AIM
Recast the lines of every entry below as a single numbered list, leaving out any blank lines.
START DATASET
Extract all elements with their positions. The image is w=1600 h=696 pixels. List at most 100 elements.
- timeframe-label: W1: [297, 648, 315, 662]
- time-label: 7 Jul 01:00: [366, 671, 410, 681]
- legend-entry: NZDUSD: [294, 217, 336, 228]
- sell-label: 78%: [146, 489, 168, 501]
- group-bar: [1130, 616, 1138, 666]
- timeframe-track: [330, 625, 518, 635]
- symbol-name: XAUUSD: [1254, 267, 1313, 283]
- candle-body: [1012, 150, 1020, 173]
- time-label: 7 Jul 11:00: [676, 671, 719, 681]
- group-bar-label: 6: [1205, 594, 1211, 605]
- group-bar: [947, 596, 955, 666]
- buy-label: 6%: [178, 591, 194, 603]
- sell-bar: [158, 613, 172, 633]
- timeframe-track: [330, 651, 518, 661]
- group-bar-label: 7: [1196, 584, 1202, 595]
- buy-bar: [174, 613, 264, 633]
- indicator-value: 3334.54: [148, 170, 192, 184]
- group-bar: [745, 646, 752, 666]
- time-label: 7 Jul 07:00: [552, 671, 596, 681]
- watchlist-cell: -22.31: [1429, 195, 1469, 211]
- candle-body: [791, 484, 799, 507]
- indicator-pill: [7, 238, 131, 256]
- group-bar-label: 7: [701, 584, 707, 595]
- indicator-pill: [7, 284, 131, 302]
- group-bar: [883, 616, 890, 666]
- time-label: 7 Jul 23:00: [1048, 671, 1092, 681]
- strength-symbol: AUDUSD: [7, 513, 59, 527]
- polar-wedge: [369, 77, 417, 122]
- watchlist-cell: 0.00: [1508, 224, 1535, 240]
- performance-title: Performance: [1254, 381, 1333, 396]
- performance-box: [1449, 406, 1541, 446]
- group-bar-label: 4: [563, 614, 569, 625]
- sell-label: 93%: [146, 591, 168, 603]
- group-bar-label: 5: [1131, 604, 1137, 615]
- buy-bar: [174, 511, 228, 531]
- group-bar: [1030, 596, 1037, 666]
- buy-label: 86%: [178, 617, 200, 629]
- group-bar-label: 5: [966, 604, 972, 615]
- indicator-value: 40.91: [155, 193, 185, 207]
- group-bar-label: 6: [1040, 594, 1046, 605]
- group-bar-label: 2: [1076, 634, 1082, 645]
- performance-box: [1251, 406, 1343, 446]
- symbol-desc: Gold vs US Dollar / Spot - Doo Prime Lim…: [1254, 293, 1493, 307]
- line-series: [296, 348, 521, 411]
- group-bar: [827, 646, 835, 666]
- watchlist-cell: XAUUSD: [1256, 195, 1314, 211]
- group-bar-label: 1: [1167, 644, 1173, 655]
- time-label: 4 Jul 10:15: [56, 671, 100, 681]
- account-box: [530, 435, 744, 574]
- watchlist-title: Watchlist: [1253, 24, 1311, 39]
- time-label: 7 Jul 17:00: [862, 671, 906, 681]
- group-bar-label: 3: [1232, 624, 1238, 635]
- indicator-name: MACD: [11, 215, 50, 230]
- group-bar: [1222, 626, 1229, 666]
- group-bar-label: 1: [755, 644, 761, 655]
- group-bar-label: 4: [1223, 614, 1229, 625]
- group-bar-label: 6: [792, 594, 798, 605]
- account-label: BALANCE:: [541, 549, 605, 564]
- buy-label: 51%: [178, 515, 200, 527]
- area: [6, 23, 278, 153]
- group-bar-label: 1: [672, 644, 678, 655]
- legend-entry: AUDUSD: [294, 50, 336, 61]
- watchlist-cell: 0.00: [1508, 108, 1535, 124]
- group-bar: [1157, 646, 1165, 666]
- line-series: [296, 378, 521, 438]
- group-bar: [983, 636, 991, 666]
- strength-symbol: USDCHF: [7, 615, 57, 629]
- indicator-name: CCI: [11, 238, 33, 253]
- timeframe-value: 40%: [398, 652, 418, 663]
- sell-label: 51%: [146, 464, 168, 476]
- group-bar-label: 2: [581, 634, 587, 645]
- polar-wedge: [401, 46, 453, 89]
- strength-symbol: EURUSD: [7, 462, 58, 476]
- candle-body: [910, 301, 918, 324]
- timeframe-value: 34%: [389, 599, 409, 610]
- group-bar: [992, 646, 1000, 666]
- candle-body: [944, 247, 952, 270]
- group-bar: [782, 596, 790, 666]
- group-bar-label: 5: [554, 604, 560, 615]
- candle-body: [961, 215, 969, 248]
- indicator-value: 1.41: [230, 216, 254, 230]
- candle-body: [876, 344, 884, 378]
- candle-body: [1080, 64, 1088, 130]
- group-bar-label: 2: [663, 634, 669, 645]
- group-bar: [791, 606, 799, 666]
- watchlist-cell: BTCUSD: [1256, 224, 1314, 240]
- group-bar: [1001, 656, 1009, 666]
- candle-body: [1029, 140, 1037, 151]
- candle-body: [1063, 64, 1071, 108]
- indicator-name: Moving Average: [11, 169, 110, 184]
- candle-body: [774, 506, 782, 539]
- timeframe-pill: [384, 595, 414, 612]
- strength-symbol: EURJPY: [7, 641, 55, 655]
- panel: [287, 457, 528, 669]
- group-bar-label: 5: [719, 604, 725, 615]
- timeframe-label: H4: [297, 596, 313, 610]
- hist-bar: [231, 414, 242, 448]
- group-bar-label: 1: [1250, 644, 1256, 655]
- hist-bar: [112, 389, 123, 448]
END DATASET
TASK RESULT
1. Extract all elements with their positions. The image is w=1600 h=696 pixels. List at most 100 elements.
2. - timeframe-label: W1: [297, 648, 315, 662]
3. - time-label: 7 Jul 01:00: [366, 671, 410, 681]
4. - legend-entry: NZDUSD: [294, 217, 336, 228]
5. - sell-label: 78%: [146, 489, 168, 501]
6. - group-bar: [1130, 616, 1138, 666]
7. - timeframe-track: [330, 625, 518, 635]
8. - symbol-name: XAUUSD: [1254, 267, 1313, 283]
9. - candle-body: [1012, 150, 1020, 173]
10. - time-label: 7 Jul 11:00: [676, 671, 719, 681]
11. - group-bar-label: 6: [1205, 594, 1211, 605]
12. - group-bar: [947, 596, 955, 666]
13. - buy-label: 6%: [178, 591, 194, 603]
14. - sell-bar: [158, 613, 172, 633]
15. - timeframe-track: [330, 651, 518, 661]
16. - group-bar-label: 7: [1196, 584, 1202, 595]
17. - buy-bar: [174, 613, 264, 633]
18. - indicator-value: 3334.54: [148, 170, 192, 184]
19. - group-bar: [745, 646, 752, 666]
20. - time-label: 7 Jul 07:00: [552, 671, 596, 681]
21. - watchlist-cell: -22.31: [1429, 195, 1469, 211]
22. - candle-body: [791, 484, 799, 507]
23. - indicator-pill: [7, 238, 131, 256]
24. - group-bar-label: 7: [701, 584, 707, 595]
25. - indicator-pill: [7, 284, 131, 302]
26. - group-bar: [883, 616, 890, 666]
27. - time-label: 7 Jul 23:00: [1048, 671, 1092, 681]
28. - strength-symbol: AUDUSD: [7, 513, 59, 527]
29. - polar-wedge: [369, 77, 417, 122]
30. - watchlist-cell: 0.00: [1508, 224, 1535, 240]
31. - performance-title: Performance: [1254, 381, 1333, 396]
32. - performance-box: [1449, 406, 1541, 446]
33. - group-bar-label: 4: [563, 614, 569, 625]
34. - sell-label: 93%: [146, 591, 168, 603]
35. - group-bar-label: 5: [1131, 604, 1137, 615]
36. - buy-bar: [174, 511, 228, 531]
37. - group-bar: [1030, 596, 1037, 666]
38. - buy-label: 86%: [178, 617, 200, 629]
39. - group-bar-label: 5: [966, 604, 972, 615]
40. - indicator-value: 40.91: [155, 193, 185, 207]
41. - group-bar-label: 6: [1040, 594, 1046, 605]
42. - group-bar-label: 2: [1076, 634, 1082, 645]
43. - performance-box: [1251, 406, 1343, 446]
44. - symbol-desc: Gold vs US Dollar / Spot - Doo Prime Lim…: [1254, 293, 1493, 307]
45. - line-series: [296, 348, 521, 411]
46. - group-bar: [827, 646, 835, 666]
47. - watchlist-cell: XAUUSD: [1256, 195, 1314, 211]
48. - group-bar-label: 1: [1167, 644, 1173, 655]
49. - time-label: 4 Jul 10:15: [56, 671, 100, 681]
50. - account-box: [530, 435, 744, 574]
51. - watchlist-title: Watchlist: [1253, 24, 1311, 39]
52. - time-label: 7 Jul 17:00: [862, 671, 906, 681]
53. - group-bar-label: 3: [1232, 624, 1238, 635]
54. - indicator-name: MACD: [11, 215, 50, 230]
55. - group-bar: [1222, 626, 1229, 666]
56. - group-bar-label: 1: [755, 644, 761, 655]
57. - group-bar-label: 4: [1223, 614, 1229, 625]
58. - group-bar-label: 6: [792, 594, 798, 605]
59. - account-label: BALANCE:: [541, 549, 605, 564]
60. - buy-label: 51%: [178, 515, 200, 527]
61. - area: [6, 23, 278, 153]
62. - group-bar-label: 1: [672, 644, 678, 655]
63. - legend-entry: AUDUSD: [294, 50, 336, 61]
64. - watchlist-cell: 0.00: [1508, 108, 1535, 124]
65. - group-bar: [1157, 646, 1165, 666]
66. - line-series: [296, 378, 521, 438]
67. - group-bar: [983, 636, 991, 666]
68. - strength-symbol: USDCHF: [7, 615, 57, 629]
69. - indicator-name: CCI: [11, 238, 33, 253]
70. - timeframe-value: 40%: [398, 652, 418, 663]
71. - sell-label: 51%: [146, 464, 168, 476]
72. - group-bar-label: 2: [581, 634, 587, 645]
73. - polar-wedge: [401, 46, 453, 89]
74. - strength-symbol: EURUSD: [7, 462, 58, 476]
75. - candle-body: [910, 301, 918, 324]
76. - timeframe-value: 34%: [389, 599, 409, 610]
77. - group-bar: [992, 646, 1000, 666]
78. - candle-body: [944, 247, 952, 270]
79. - group-bar: [782, 596, 790, 666]
80. - group-bar-label: 5: [554, 604, 560, 615]
81. - candle-body: [961, 215, 969, 248]
82. - indicator-value: 1.41: [230, 216, 254, 230]
83. - candle-body: [876, 344, 884, 378]
84. - candle-body: [1080, 64, 1088, 130]
85. - group-bar-label: 2: [663, 634, 669, 645]
86. - group-bar: [791, 606, 799, 666]
87. - watchlist-cell: BTCUSD: [1256, 224, 1314, 240]
88. - group-bar: [1001, 656, 1009, 666]
89. - candle-body: [1029, 140, 1037, 151]
90. - candle-body: [1063, 64, 1071, 108]
91. - indicator-name: Moving Average: [11, 169, 110, 184]
92. - candle-body: [774, 506, 782, 539]
93. - timeframe-pill: [384, 595, 414, 612]
94. - strength-symbol: EURJPY: [7, 641, 55, 655]
95. - panel: [287, 457, 528, 669]
96. - group-bar-label: 5: [719, 604, 725, 615]
97. - timeframe-label: H4: [297, 596, 313, 610]
98. - hist-bar: [231, 414, 242, 448]
99. - group-bar-label: 1: [1250, 644, 1256, 655]
100. - hist-bar: [112, 389, 123, 448]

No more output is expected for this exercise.